__Supplied passage__:
Begin

# Nabisco closing US plants, moving to Mexico



## i_am_Lois (Mar 16, 2014)

What will happen to the US economy when there is no more industry here?
I grew up in Philadelphia and know many people who supported their families with the jobs they had working for Nabisco.
This sort of thing seems to be a new trend among corporations.
Produce their product overseas where they can reap bigger profits because they use cheaper labor and usually don't have to deal with unions and I bet there are far less regulations & inspections by government agencies.
Their greed comes at a huge loss for us.
http://abclocal.go.com/wpvi/story?section=news/local&id=9316481


----------



## That Guy (Mar 16, 2014)

It's that globalization thing.


----------



## Happyflowerlady (Mar 16, 2014)

With the falling economy here in the US, plus all the changes that the President has been making for businesses, it seems like more and more of what used to be large companies are either quitting, moving, or restructuring.
Obama wants to raise the minimum wage, which means employers, who are already struggling, will have to either cut down on employees, or work them fewer hours. Since employers also are going to be expected to pay for health insurance at a higher rate, thanks to Obamacare, even more cuts will have to be made. 
It is getting harder and harder for a business to keep operating, and almost impossible for a small business to even exist; so more and more products are coming here from places like China, and with so many Americans out of work, we often have to buy the cheapest products when that is all we can afford.

End

__Instruction 1__:
Reproduce the whole forum thread about Nabisco moving its plants to Mexico, word for word.

__Data shown__:
Begin

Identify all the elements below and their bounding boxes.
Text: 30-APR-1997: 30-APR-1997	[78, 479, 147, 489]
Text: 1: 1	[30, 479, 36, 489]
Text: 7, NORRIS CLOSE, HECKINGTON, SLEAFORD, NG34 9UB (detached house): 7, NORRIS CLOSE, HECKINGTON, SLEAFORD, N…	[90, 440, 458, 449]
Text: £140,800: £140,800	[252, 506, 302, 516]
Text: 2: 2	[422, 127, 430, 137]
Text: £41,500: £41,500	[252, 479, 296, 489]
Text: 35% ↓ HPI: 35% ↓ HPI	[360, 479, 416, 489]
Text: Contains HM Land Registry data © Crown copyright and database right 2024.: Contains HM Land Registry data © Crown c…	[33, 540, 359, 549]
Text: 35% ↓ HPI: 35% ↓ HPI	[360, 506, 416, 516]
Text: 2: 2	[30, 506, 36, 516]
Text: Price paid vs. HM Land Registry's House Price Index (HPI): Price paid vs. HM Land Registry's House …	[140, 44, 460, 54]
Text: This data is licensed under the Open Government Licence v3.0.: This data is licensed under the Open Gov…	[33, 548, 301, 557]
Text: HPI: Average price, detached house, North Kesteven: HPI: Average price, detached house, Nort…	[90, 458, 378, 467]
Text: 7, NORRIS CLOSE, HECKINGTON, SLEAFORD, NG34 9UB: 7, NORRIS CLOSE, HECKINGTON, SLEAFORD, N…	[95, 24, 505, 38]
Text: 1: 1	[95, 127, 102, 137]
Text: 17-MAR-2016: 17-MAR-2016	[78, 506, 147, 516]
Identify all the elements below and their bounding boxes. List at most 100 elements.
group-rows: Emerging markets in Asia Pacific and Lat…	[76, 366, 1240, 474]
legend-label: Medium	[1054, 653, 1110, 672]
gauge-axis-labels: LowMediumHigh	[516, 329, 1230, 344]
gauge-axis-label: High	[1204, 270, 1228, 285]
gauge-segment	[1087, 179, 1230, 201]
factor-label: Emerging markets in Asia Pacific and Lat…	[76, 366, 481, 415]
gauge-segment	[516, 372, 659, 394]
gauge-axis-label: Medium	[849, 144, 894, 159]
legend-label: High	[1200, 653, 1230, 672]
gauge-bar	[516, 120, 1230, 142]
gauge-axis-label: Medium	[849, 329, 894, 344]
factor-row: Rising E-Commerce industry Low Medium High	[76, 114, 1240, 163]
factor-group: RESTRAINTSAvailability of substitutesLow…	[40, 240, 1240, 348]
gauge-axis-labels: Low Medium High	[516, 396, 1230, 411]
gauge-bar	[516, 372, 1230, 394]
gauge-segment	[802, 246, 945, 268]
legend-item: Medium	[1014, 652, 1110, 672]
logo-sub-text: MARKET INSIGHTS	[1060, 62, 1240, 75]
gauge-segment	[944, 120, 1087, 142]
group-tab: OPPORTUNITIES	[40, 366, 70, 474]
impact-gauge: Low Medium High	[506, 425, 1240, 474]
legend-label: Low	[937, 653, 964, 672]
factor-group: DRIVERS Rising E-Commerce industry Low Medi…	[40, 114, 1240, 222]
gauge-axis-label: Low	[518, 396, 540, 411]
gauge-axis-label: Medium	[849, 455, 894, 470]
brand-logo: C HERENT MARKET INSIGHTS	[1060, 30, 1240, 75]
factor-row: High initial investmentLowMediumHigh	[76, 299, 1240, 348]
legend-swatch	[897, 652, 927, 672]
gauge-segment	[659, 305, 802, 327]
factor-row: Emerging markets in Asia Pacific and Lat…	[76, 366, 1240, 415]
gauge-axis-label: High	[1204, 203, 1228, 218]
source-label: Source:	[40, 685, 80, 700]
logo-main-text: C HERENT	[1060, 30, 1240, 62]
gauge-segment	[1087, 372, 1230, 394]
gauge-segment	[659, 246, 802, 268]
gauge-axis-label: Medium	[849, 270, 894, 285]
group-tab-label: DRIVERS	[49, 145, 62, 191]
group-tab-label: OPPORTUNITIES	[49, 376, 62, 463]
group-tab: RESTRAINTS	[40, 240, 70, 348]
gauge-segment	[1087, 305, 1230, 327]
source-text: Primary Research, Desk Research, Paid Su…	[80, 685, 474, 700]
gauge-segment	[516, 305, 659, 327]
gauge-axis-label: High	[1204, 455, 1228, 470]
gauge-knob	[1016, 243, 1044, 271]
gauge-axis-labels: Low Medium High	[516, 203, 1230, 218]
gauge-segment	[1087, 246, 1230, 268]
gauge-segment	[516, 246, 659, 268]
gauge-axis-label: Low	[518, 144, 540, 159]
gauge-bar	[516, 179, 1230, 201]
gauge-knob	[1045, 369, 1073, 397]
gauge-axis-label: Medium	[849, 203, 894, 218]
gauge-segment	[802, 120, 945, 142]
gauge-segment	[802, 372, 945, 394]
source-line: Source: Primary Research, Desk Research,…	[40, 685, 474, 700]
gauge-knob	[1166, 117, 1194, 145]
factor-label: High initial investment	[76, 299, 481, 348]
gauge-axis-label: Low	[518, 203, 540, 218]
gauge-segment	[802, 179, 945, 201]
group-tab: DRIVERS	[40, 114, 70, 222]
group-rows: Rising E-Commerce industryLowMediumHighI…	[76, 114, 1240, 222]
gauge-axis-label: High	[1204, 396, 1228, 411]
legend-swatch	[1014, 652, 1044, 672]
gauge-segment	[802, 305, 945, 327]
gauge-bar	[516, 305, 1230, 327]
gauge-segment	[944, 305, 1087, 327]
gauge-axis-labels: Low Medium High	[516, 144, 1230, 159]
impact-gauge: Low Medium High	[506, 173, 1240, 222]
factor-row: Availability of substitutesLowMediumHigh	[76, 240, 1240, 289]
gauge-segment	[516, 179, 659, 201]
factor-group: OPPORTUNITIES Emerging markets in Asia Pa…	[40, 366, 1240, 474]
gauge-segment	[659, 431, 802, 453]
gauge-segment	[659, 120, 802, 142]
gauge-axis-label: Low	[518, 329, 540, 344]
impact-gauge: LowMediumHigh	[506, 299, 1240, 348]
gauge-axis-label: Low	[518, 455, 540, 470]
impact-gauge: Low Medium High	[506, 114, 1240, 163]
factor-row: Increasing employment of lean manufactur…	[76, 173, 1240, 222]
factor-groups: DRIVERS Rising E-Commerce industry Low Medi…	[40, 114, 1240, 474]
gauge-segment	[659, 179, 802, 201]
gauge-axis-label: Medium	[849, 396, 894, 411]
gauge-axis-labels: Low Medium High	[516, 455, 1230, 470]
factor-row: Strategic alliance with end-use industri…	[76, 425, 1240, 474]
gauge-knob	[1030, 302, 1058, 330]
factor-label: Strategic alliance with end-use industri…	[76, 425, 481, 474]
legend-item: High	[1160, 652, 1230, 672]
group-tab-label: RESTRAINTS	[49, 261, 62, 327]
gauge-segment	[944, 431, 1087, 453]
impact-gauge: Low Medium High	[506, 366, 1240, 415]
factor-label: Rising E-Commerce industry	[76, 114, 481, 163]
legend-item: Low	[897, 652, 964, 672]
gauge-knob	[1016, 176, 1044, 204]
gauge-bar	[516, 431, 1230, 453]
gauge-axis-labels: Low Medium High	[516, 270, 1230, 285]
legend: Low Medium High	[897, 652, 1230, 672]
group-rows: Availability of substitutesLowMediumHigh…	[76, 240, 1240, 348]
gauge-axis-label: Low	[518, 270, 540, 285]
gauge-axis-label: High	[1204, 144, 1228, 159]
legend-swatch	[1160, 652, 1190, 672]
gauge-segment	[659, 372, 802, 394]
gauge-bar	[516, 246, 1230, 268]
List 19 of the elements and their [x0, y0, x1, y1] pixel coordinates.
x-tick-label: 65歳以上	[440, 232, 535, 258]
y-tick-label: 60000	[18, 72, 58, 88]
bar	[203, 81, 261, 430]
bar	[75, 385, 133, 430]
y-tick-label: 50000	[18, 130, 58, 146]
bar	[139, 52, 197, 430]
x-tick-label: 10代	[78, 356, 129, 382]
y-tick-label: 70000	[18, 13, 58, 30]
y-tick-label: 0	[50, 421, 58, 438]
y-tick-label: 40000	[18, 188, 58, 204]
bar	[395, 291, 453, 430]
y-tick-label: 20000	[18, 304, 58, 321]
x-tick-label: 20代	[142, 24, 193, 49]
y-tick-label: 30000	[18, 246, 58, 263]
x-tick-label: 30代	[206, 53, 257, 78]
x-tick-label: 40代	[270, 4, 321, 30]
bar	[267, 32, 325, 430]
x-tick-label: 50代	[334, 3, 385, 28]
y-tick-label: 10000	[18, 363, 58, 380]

End

__Instruction 2__:
Please write out the rows exactly, beginning at their first line and stopping after the line that contains "479, 36, 489]".

__Written answer 1__:
# Nabisco closing US plants, moving to Mexico



## i_am_Lois (Mar 16, 2014)

What will happen to the US economy when there is no more industry here?
I grew up in Philadelphia and know many people who supported their families with the jobs they had working for Nabisco.
This sort of thing seems to be a new trend among corporations.
Produce their product overseas where they can reap bigger profits because they use cheaper labor and usually don't have to deal with unions and I bet there are far less regulations & inspections by government agencies.
Their greed comes at a huge loss for us.
http://abclocal.go.com/wpvi/story?section=news/local&id=9316481


----------



## That Guy (Mar 16, 2014)

It's that globalization thing.


----------



## Happyflowerlady (Mar 16, 2014)

With the falling economy here in the US, plus all the changes that the President has been making for businesses, it seems like more and more of what used to be large companies are either quitting, moving, or restructuring.
Obama wants to raise the minimum wage, which means employers, who are already struggling, will have to either cut down on employees, or work them fewer hours. Since employers also are going to be expected to pay for health insurance at a higher rate, thanks to Obamacare, even more cuts will have to be made. 
It is getting harder and harder for a business to keep operating, and almost impossible for a small business to even exist; so more and more products are coming here from places like China, and with so many Americans out of work, we often have to buy the cheapest products when that is all we can afford.

__Written answer 2__:
Identify all the elements below and their bounding boxes.
Text: 30-APR-1997: 30-APR-1997	[78, 479, 147, 489]
Text: 1: 1	[30, 479, 36, 489]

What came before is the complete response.